GIVEN EXERCISE | Please work out how many lines in the material contain "ChineseStandard" and give only that figure.

SOURCE MATERIAL |
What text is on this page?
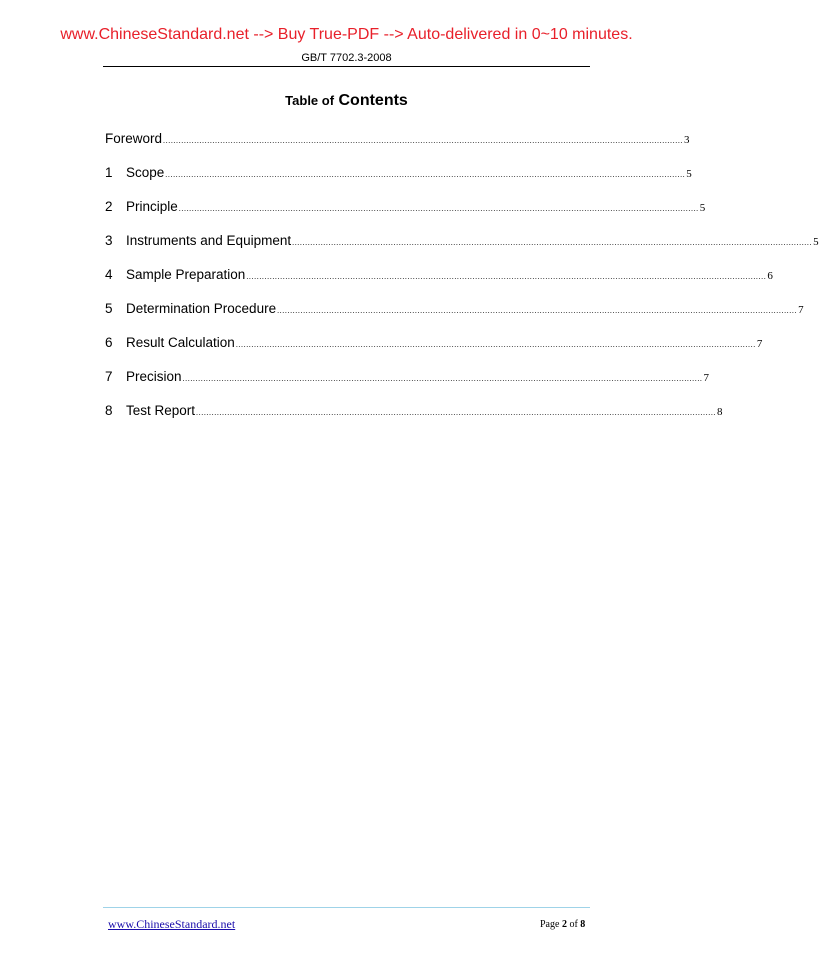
www.ChineseStandard.net --> Buy True-PDF --> Auto-delivered in 0~10 minutes.
GB/T 7702.3-2008
Table of Contents
Foreword ........................................................................................................................................................................................................ 3
1 Scope ........................................................................................................................................................................................................ 5
2 Principle ........................................................................................................................................................................................................ 5
3 Instruments and Equipment ........................................................................................................................................................................................................ 5
4 Sample Preparation ........................................................................................................................................................................................................ 6
5 Determination Procedure ........................................................................................................................................................................................................ 7
6 Result Calculation ........................................................................................................................................................................................................ 7
7 Precision ........................................................................................................................................................................................................ 7
8 Test Report ........................................................................................................................................................................................................ 8
www.ChineseStandard.net	Page 2 of 8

EXERCISE SOLUTION | 2